Given exercise> Extract, verbatim, all lines starting at the one containing "Extract all readable text from this page." and ending with the final line of the listing, and no others.

Available data>
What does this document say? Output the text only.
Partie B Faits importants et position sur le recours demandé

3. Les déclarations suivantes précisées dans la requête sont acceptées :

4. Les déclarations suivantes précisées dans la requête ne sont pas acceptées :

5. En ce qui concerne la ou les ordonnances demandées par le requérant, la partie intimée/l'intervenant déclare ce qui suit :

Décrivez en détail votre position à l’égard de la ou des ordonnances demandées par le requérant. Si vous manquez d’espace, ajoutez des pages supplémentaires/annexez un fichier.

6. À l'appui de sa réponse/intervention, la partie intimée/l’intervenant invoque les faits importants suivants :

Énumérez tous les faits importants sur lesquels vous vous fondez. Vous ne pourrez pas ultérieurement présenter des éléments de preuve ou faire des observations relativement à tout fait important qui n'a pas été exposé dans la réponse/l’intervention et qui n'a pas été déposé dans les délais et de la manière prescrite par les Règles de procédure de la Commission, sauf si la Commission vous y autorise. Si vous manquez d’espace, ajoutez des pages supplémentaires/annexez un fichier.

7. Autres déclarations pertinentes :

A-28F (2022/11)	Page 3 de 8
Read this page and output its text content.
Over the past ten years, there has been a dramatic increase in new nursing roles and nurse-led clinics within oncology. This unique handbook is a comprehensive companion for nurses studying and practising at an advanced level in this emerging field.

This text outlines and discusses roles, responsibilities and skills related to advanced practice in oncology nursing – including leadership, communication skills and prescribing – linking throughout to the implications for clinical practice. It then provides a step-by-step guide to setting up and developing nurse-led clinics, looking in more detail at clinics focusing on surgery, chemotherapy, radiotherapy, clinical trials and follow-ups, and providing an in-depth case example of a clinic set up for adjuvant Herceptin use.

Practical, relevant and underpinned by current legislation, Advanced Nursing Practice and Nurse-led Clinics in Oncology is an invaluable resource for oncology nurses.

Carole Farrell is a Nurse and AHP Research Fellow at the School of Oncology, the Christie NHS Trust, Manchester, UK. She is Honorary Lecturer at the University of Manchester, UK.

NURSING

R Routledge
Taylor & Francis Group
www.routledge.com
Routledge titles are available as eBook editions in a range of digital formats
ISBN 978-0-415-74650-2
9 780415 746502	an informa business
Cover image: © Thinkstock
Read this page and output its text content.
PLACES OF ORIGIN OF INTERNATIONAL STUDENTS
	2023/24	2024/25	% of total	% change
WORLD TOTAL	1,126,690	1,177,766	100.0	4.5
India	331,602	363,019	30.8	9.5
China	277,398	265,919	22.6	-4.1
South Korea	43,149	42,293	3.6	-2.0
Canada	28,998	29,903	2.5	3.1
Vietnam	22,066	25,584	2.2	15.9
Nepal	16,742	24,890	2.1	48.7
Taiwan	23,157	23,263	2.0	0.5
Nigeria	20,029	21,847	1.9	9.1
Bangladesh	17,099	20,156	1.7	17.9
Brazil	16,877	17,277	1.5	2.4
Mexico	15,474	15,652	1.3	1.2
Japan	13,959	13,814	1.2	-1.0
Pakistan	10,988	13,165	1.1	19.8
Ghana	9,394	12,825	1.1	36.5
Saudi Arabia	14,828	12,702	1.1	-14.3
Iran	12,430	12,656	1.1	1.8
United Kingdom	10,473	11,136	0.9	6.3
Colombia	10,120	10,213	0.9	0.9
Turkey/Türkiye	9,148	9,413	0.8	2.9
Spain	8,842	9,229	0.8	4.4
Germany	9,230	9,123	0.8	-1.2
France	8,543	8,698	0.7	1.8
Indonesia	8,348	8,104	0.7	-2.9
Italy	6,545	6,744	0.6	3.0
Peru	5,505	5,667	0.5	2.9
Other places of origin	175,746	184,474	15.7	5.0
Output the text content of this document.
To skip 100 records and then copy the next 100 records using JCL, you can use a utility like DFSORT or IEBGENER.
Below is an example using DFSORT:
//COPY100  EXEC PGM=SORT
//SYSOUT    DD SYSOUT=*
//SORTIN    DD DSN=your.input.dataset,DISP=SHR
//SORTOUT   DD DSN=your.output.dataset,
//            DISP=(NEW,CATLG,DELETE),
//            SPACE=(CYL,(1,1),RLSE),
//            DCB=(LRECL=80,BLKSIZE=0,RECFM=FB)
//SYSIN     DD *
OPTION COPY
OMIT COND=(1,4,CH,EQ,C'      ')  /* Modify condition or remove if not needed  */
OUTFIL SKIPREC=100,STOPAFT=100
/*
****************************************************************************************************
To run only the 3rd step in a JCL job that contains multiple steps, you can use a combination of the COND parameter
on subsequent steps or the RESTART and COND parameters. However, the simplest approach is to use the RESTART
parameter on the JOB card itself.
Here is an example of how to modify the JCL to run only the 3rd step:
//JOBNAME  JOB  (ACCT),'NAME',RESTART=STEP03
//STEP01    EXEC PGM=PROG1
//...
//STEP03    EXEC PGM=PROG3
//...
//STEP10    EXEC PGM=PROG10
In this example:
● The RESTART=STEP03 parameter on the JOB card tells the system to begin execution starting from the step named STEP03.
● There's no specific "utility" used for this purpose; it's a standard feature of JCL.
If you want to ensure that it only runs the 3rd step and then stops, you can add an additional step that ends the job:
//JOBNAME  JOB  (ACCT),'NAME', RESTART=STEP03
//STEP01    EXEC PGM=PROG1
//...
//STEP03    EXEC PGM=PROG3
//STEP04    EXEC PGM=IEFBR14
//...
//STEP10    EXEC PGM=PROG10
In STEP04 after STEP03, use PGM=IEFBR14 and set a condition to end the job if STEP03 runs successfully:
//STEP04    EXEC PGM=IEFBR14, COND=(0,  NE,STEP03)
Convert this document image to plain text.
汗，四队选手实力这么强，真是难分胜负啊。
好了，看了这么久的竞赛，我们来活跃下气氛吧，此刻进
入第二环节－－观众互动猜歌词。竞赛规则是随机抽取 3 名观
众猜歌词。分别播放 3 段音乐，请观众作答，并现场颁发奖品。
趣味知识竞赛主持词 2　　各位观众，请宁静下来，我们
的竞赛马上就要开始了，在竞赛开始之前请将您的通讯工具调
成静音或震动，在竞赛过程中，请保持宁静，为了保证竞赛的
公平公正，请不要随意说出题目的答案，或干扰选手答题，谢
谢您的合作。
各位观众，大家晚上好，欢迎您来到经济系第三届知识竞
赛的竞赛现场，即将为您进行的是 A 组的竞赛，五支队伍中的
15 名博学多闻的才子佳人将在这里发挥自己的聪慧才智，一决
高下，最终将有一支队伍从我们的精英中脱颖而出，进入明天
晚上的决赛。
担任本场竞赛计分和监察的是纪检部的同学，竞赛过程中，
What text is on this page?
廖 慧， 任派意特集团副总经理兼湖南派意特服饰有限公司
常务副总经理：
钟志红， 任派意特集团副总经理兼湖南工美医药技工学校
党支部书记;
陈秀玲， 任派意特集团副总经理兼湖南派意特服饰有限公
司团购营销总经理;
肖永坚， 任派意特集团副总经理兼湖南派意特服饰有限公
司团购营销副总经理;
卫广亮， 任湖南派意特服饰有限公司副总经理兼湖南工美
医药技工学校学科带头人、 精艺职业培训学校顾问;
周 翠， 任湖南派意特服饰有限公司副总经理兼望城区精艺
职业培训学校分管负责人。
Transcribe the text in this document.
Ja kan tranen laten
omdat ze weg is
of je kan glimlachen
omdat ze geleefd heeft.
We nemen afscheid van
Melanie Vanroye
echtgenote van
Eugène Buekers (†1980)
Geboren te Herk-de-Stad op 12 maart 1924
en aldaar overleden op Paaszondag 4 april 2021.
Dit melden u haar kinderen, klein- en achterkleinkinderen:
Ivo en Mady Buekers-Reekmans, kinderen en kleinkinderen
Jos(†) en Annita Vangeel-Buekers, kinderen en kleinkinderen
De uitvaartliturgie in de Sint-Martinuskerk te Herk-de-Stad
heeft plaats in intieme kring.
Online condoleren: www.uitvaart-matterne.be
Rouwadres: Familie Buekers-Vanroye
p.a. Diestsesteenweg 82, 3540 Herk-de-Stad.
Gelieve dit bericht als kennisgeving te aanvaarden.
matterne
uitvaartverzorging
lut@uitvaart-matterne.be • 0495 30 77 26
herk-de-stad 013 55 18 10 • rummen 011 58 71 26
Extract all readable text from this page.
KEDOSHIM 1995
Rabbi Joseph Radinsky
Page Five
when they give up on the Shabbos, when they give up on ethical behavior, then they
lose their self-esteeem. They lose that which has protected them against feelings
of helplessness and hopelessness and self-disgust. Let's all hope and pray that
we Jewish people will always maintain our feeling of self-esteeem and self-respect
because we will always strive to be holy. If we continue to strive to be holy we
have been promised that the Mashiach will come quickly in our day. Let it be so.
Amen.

The completed task>
Extract all readable text from this page.
KEDOSHIM 1995
Rabbi Joseph Radinsky
Page Five
when they give up on the Shabbos, when they give up on ethical behavior, then they
lose their self-esteeem. They lose that which has protected them against feelings
of helplessness and hopelessness and self-disgust. Let's all hope and pray that
we Jewish people will always maintain our feeling of self-esteeem and self-respect
because we will always strive to be holy. If we continue to strive to be holy we
have been promised that the Mashiach will come quickly in our day. Let it be so.
Amen.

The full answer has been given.